┌──

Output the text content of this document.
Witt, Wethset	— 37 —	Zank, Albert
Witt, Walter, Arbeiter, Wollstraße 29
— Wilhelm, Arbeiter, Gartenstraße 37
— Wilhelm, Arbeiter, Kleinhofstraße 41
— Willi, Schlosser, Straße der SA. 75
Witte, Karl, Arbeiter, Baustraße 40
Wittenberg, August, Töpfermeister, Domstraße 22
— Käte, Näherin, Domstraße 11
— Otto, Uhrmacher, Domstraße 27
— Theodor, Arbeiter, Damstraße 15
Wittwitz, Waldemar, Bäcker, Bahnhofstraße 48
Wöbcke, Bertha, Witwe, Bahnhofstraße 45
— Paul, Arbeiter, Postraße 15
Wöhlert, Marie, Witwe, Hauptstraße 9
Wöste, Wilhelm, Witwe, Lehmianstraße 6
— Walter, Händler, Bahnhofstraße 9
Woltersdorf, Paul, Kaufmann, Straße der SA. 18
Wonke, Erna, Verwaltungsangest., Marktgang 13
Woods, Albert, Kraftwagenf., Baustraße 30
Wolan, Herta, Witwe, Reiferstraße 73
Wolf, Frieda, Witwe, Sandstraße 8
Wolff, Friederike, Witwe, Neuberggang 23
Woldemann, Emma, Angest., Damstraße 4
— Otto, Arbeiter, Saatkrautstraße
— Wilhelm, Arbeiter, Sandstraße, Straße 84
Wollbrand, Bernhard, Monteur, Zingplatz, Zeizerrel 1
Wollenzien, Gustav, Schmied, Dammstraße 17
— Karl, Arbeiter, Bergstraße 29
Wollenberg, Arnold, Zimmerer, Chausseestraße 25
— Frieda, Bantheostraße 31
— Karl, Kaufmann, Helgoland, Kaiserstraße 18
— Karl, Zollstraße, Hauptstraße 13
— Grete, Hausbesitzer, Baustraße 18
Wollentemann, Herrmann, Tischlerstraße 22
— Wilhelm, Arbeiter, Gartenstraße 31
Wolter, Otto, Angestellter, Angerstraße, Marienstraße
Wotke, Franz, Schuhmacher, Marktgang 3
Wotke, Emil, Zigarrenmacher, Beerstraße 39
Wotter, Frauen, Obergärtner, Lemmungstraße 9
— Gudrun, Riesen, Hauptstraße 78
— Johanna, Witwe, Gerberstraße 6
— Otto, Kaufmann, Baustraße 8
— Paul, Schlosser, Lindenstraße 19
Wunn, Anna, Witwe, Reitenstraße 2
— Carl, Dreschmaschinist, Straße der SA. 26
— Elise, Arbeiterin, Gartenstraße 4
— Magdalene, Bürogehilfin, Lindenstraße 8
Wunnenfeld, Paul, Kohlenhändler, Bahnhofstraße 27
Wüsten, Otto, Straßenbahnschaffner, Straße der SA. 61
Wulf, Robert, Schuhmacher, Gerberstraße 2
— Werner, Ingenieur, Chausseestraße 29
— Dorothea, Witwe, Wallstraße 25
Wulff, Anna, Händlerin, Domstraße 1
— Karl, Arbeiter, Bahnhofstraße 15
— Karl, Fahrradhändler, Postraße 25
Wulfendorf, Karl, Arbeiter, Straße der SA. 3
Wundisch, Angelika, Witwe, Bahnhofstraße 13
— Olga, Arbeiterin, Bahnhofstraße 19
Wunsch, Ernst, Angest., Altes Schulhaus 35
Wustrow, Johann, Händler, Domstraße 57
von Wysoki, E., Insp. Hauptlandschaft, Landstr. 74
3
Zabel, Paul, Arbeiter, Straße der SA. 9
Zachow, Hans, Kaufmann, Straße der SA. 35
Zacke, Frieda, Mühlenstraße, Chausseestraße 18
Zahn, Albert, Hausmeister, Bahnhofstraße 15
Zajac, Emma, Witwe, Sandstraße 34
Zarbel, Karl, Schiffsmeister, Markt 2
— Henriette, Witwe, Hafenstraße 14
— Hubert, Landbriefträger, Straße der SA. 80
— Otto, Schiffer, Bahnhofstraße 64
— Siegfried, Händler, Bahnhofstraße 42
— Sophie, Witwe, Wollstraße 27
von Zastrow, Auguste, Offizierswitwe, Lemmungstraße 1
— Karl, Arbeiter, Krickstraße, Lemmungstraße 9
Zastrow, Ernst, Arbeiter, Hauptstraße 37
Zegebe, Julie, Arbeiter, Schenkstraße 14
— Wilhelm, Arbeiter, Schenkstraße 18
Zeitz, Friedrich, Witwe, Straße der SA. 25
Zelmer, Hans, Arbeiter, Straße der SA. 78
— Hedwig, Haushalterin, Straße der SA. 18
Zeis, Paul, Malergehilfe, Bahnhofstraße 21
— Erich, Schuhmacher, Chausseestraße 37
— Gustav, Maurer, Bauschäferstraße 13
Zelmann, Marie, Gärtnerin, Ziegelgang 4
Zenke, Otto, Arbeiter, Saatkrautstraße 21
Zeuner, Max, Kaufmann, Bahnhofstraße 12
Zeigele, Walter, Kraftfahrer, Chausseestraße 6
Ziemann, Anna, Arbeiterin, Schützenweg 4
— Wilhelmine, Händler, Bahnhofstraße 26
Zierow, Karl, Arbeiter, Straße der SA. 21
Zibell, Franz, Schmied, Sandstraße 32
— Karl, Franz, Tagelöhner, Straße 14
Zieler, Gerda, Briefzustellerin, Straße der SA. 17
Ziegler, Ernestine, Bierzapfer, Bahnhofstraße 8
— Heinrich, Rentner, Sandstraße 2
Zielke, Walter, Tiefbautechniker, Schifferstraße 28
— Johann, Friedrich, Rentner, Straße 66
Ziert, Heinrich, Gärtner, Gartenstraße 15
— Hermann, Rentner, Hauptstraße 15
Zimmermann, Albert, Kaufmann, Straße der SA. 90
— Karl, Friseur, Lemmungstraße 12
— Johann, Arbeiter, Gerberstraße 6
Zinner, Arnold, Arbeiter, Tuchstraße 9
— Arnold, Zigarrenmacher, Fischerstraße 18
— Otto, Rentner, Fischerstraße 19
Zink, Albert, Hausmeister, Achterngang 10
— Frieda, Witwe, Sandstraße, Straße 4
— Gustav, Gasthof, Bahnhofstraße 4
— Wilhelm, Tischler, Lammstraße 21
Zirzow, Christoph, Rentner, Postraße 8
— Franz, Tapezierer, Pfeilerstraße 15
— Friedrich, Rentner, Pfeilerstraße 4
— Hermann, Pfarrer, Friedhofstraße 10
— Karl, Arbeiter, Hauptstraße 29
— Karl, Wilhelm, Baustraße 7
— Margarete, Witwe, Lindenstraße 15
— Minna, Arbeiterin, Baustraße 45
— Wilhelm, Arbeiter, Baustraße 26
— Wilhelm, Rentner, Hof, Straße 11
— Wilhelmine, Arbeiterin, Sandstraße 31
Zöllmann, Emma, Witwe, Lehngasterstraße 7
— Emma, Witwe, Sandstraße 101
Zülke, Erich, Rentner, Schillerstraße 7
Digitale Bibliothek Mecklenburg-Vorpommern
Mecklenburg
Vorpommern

└──

Print every line of the records exactly. Omit nothing.

Output the text content of this document.
Witt, Wethset	— 37 —	Zank, Albert
Witt, Walter, Arbeiter, Wollstraße 29
— Wilhelm, Arbeiter, Gartenstraße 37
— Wilhelm, Arbeiter, Kleinhofstraße 41
— Willi, Schlosser, Straße der SA. 75
Witte, Karl, Arbeiter, Baustraße 40
Wittenberg, August, Töpfermeister, Domstraße 22
— Käte, Näherin, Domstraße 11
— Otto, Uhrmacher, Domstraße 27
— Theodor, Arbeiter, Damstraße 15
Wittwitz, Waldemar, Bäcker, Bahnhofstraße 48
Wöbcke, Bertha, Witwe, Bahnhofstraße 45
— Paul, Arbeiter, Postraße 15
Wöhlert, Marie, Witwe, Hauptstraße 9
Wöste, Wilhelm, Witwe, Lehmianstraße 6
— Walter, Händler, Bahnhofstraße 9
Woltersdorf, Paul, Kaufmann, Straße der SA. 18
Wonke, Erna, Verwaltungsangest., Marktgang 13
Woods, Albert, Kraftwagenf., Baustraße 30
Wolan, Herta, Witwe, Reiferstraße 73
Wolf, Frieda, Witwe, Sandstraße 8
Wolff, Friederike, Witwe, Neuberggang 23
Woldemann, Emma, Angest., Damstraße 4
— Otto, Arbeiter, Saatkrautstraße
— Wilhelm, Arbeiter, Sandstraße, Straße 84
Wollbrand, Bernhard, Monteur, Zingplatz, Zeizerrel 1
Wollenzien, Gustav, Schmied, Dammstraße 17
— Karl, Arbeiter, Bergstraße 29
Wollenberg, Arnold, Zimmerer, Chausseestraße 25
— Frieda, Bantheostraße 31
— Karl, Kaufmann, Helgoland, Kaiserstraße 18
— Karl, Zollstraße, Hauptstraße 13
— Grete, Hausbesitzer, Baustraße 18
Wollentemann, Herrmann, Tischlerstraße 22
— Wilhelm, Arbeiter, Gartenstraße 31
Wolter, Otto, Angestellter, Angerstraße, Marienstraße
Wotke, Franz, Schuhmacher, Marktgang 3
Wotke, Emil, Zigarrenmacher, Beerstraße 39
Wotter, Frauen, Obergärtner, Lemmungstraße 9
— Gudrun, Riesen, Hauptstraße 78
— Johanna, Witwe, Gerberstraße 6
— Otto, Kaufmann, Baustraße 8
— Paul, Schlosser, Lindenstraße 19
Wunn, Anna, Witwe, Reitenstraße 2
— Carl, Dreschmaschinist, Straße der SA. 26
— Elise, Arbeiterin, Gartenstraße 4
— Magdalene, Bürogehilfin, Lindenstraße 8
Wunnenfeld, Paul, Kohlenhändler, Bahnhofstraße 27
Wüsten, Otto, Straßenbahnschaffner, Straße der SA. 61
Wulf, Robert, Schuhmacher, Gerberstraße 2
— Werner, Ingenieur, Chausseestraße 29
— Dorothea, Witwe, Wallstraße 25
Wulff, Anna, Händlerin, Domstraße 1
— Karl, Arbeiter, Bahnhofstraße 15
— Karl, Fahrradhändler, Postraße 25
Wulfendorf, Karl, Arbeiter, Straße der SA. 3
Wundisch, Angelika, Witwe, Bahnhofstraße 13
— Olga, Arbeiterin, Bahnhofstraße 19
Wunsch, Ernst, Angest., Altes Schulhaus 35
Wustrow, Johann, Händler, Domstraße 57
von Wysoki, E., Insp. Hauptlandschaft, Landstr. 74
3
Zabel, Paul, Arbeiter, Straße der SA. 9
Zachow, Hans, Kaufmann, Straße der SA. 35
Zacke, Frieda, Mühlenstraße, Chausseestraße 18
Zahn, Albert, Hausmeister, Bahnhofstraße 15
Zajac, Emma, Witwe, Sandstraße 34
Zarbel, Karl, Schiffsmeister, Markt 2
— Henriette, Witwe, Hafenstraße 14
— Hubert, Landbriefträger, Straße der SA. 80
— Otto, Schiffer, Bahnhofstraße 64
— Siegfried, Händler, Bahnhofstraße 42
— Sophie, Witwe, Wollstraße 27
von Zastrow, Auguste, Offizierswitwe, Lemmungstraße 1
— Karl, Arbeiter, Krickstraße, Lemmungstraße 9
Zastrow, Ernst, Arbeiter, Hauptstraße 37
Zegebe, Julie, Arbeiter, Schenkstraße 14
— Wilhelm, Arbeiter, Schenkstraße 18
Zeitz, Friedrich, Witwe, Straße der SA. 25
Zelmer, Hans, Arbeiter, Straße der SA. 78
— Hedwig, Haushalterin, Straße der SA. 18
Zeis, Paul, Malergehilfe, Bahnhofstraße 21
— Erich, Schuhmacher, Chausseestraße 37
— Gustav, Maurer, Bauschäferstraße 13
Zelmann, Marie, Gärtnerin, Ziegelgang 4
Zenke, Otto, Arbeiter, Saatkrautstraße 21
Zeuner, Max, Kaufmann, Bahnhofstraße 12
Zeigele, Walter, Kraftfahrer, Chausseestraße 6
Ziemann, Anna, Arbeiterin, Schützenweg 4
— Wilhelmine, Händler, Bahnhofstraße 26
Zierow, Karl, Arbeiter, Straße der SA. 21
Zibell, Franz, Schmied, Sandstraße 32
— Karl, Franz, Tagelöhner, Straße 14
Zieler, Gerda, Briefzustellerin, Straße der SA. 17
Ziegler, Ernestine, Bierzapfer, Bahnhofstraße 8
— Heinrich, Rentner, Sandstraße 2
Zielke, Walter, Tiefbautechniker, Schifferstraße 28
— Johann, Friedrich, Rentner, Straße 66
Ziert, Heinrich, Gärtner, Gartenstraße 15
— Hermann, Rentner, Hauptstraße 15
Zimmermann, Albert, Kaufmann, Straße der SA. 90
— Karl, Friseur, Lemmungstraße 12
— Johann, Arbeiter, Gerberstraße 6
Zinner, Arnold, Arbeiter, Tuchstraße 9
— Arnold, Zigarrenmacher, Fischerstraße 18
— Otto, Rentner, Fischerstraße 19
Zink, Albert, Hausmeister, Achterngang 10
— Frieda, Witwe, Sandstraße, Straße 4
— Gustav, Gasthof, Bahnhofstraße 4
— Wilhelm, Tischler, Lammstraße 21
Zirzow, Christoph, Rentner, Postraße 8
— Franz, Tapezierer, Pfeilerstraße 15
— Friedrich, Rentner, Pfeilerstraße 4
— Hermann, Pfarrer, Friedhofstraße 10
— Karl, Arbeiter, Hauptstraße 29
— Karl, Wilhelm, Baustraße 7
— Margarete, Witwe, Lindenstraße 15
— Minna, Arbeiterin, Baustraße 45
— Wilhelm, Arbeiter, Baustraße 26
— Wilhelm, Rentner, Hof, Straße 11
— Wilhelmine, Arbeiterin, Sandstraße 31
Zöllmann, Emma, Witwe, Lehngasterstraße 7
— Emma, Witwe, Sandstraße 101
Zülke, Erich, Rentner, Schillerstraße 7
Digitale Bibliothek Mecklenburg-Vorpommern
Mecklenburg
Vorpommern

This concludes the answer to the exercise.